## Goal of the exercise
Quote the whole listing verbatim.

## Data entries
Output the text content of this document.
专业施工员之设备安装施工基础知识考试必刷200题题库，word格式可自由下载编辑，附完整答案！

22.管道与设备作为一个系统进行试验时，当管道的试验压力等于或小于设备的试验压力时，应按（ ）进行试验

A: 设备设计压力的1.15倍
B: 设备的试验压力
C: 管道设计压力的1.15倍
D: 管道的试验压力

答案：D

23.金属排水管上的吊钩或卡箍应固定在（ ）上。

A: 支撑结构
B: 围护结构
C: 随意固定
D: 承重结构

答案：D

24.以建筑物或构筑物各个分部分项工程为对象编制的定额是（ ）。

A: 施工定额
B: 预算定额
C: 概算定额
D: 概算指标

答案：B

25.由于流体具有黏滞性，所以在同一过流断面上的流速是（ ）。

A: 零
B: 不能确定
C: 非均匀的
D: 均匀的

## Exercise answer
Output the text content of this document.
专业施工员之设备安装施工基础知识考试必刷200题题库，word格式可自由下载编辑，附完整答案！

22.管道与设备作为一个系统进行试验时，当管道的试验压力等于或小于设备的试验压力时，应按（ ）进行试验

A: 设备设计压力的1.15倍
B: 设备的试验压力
C: 管道设计压力的1.15倍
D: 管道的试验压力

答案：D

23.金属排水管上的吊钩或卡箍应固定在（ ）上。

A: 支撑结构
B: 围护结构
C: 随意固定
D: 承重结构

答案：D

24.以建筑物或构筑物各个分部分项工程为对象编制的定额是（ ）。

A: 施工定额
B: 预算定额
C: 概算定额
D: 概算指标

答案：B

25.由于流体具有黏滞性，所以在同一过流断面上的流速是（ ）。

A: 零
B: 不能确定
C: 非均匀的
D: 均匀的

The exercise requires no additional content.